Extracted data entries
-=-=-=-=-
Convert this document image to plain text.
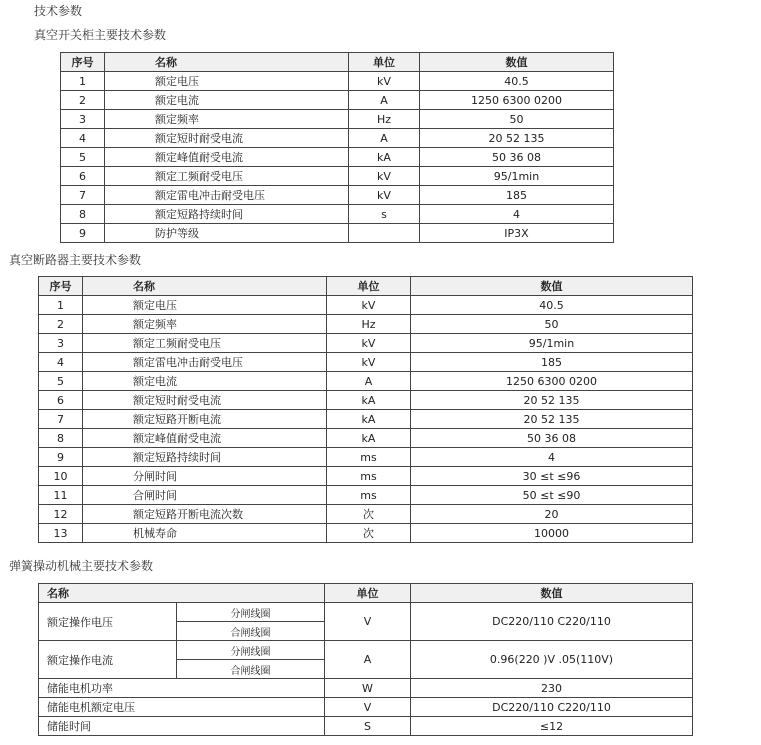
技术参数
真空开关柜主要技术参数
序号	名称	单位	数值
1	额定电压	kV	40.5
2	额定电流	A	1250 6300 0200
3	额定频率	Hz	50
4	额定短时耐受电流	A	20 52 135
5	额定峰值耐受电流	kA	50 36 08
6	额定工频耐受电压	kV	95/1min
7	额定雷电冲击耐受电压	kV	185
8	额定短路持续时间	s	4
9	防护等级		IP3X
真空断路器主要技术参数
序号	名称	单位	数值
1	额定电压	kV	40.5
2	额定频率	Hz	50
3	额定工频耐受电压	kV	95/1min
4	额定雷电冲击耐受电压	kV	185
5	额定电流	A	1250 6300 0200
6	额定短时耐受电流	kA	20 52 135
7	额定短路开断电流	kA	20 52 135
8	额定峰值耐受电流	kA	50 36 08
9	额定短路持续时间	ms	4
10	分闸时间	ms	30 ≤t ≤96
11	合闸时间	ms	50 ≤t ≤90
12	额定短路开断电流次数	次	20
13	机械寿命	次	10000
弹簧操动机械主要技术参数
名称		单位	数值
额定操作电压	分闸线圈	V	DC220/110 C220/110
	合闸线圈		
额定操作电流	分闸线圈	A	0.96(220 )V .05(110V)
	合闸线圈		
储能电机功率		W	230
储能电机额定电压		V	DC220/110 C220/110
储能时间		S	≤12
-=-=-=-=-
### Goal
Copy every line above word for word and exclude the pictures.

### Result for this exercise
Convert this document image to plain text.
技术参数
真空开关柜主要技术参数
序号	名称	单位	数值
1	额定电压	kV	40.5
2	额定电流	A	1250 6300 0200
3	额定频率	Hz	50
4	额定短时耐受电流	A	20 52 135
5	额定峰值耐受电流	kA	50 36 08
6	额定工频耐受电压	kV	95/1min
7	额定雷电冲击耐受电压	kV	185
8	额定短路持续时间	s	4
9	防护等级		IP3X
真空断路器主要技术参数
序号	名称	单位	数值
1	额定电压	kV	40.5
2	额定频率	Hz	50
3	额定工频耐受电压	kV	95/1min
4	额定雷电冲击耐受电压	kV	185
5	额定电流	A	1250 6300 0200
6	额定短时耐受电流	kA	20 52 135
7	额定短路开断电流	kA	20 52 135
8	额定峰值耐受电流	kA	50 36 08
9	额定短路持续时间	ms	4
10	分闸时间	ms	30 ≤t ≤96
11	合闸时间	ms	50 ≤t ≤90
12	额定短路开断电流次数	次	20
13	机械寿命	次	10000
弹簧操动机械主要技术参数
名称		单位	数值
额定操作电压	分闸线圈	V	DC220/110 C220/110
	合闸线圈		
额定操作电流	分闸线圈	A	0.96(220 )V .05(110V)
	合闸线圈		
储能电机功率		W	230
储能电机额定电压		V	DC220/110 C220/110
储能时间		S	≤12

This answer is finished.